» YOUR INSTRUCTIONS: Pick out every line below that contains the string "label", and copy each one.

» WORKING DATA:
=-=-=-=-=
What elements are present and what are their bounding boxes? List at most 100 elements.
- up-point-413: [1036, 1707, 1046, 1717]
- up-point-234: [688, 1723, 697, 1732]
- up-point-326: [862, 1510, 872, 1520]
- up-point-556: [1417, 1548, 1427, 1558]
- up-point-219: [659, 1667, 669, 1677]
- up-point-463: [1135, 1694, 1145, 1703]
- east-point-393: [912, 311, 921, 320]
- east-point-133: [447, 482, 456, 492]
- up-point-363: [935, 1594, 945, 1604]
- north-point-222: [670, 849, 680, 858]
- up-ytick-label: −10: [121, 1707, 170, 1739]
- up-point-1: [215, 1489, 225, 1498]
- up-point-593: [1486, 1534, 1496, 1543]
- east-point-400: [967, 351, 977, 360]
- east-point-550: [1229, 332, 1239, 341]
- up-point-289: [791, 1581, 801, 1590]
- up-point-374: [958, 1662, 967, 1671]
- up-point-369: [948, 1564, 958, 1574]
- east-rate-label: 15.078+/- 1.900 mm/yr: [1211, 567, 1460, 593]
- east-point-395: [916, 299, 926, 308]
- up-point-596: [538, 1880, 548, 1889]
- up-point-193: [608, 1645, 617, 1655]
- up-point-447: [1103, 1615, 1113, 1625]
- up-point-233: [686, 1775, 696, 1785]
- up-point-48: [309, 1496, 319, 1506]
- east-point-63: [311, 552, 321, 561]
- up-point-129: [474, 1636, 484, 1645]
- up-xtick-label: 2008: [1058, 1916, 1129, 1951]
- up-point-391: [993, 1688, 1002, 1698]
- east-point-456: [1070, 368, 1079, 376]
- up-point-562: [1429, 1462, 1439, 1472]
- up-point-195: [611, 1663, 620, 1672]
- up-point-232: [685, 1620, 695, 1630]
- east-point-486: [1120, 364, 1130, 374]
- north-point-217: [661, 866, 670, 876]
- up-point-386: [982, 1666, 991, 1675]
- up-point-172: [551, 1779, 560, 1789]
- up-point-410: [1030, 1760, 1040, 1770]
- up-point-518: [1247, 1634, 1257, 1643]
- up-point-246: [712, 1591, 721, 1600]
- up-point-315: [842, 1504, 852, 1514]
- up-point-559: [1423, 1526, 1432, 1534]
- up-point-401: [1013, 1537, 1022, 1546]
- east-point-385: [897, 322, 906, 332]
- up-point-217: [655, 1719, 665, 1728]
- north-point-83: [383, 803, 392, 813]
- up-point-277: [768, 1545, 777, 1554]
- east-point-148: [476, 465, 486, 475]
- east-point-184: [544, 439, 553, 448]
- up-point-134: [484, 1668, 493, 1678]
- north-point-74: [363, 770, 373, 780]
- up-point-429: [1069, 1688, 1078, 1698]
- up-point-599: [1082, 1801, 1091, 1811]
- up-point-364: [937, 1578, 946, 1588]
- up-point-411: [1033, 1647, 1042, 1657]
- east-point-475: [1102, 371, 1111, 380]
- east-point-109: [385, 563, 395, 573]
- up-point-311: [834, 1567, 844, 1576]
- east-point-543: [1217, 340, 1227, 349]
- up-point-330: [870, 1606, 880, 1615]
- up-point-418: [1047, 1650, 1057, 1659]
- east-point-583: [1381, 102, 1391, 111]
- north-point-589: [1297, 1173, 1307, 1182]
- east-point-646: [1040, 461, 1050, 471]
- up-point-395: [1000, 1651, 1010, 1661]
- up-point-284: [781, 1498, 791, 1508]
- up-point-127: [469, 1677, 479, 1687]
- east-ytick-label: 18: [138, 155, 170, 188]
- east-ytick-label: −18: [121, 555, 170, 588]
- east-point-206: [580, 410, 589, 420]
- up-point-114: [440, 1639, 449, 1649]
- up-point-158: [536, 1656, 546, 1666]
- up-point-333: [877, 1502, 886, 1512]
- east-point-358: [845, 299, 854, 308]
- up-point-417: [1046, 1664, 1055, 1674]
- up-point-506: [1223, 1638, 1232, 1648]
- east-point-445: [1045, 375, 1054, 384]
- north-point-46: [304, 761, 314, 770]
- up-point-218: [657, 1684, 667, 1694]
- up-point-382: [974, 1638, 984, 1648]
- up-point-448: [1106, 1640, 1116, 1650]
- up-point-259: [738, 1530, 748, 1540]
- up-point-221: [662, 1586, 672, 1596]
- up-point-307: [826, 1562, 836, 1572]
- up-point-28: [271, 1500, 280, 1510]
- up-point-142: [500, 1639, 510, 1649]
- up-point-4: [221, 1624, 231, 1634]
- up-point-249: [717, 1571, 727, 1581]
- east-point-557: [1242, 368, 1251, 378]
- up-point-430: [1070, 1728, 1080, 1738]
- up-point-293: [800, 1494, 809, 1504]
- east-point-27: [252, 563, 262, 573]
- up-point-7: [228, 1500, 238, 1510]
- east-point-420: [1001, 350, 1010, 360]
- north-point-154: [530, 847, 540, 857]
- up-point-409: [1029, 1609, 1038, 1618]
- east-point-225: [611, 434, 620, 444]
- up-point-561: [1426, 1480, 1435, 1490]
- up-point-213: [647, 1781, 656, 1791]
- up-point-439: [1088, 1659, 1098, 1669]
=-=-=-=-=
» RESULT OF THE EXERCISE:
- up-ytick-label: −10: [121, 1707, 170, 1739]
- east-rate-label: 15.078+/- 1.900 mm/yr: [1211, 567, 1460, 593]
- up-xtick-label: 2008: [1058, 1916, 1129, 1951]
- east-ytick-label: 18: [138, 155, 170, 188]
- east-ytick-label: −18: [121, 555, 170, 588]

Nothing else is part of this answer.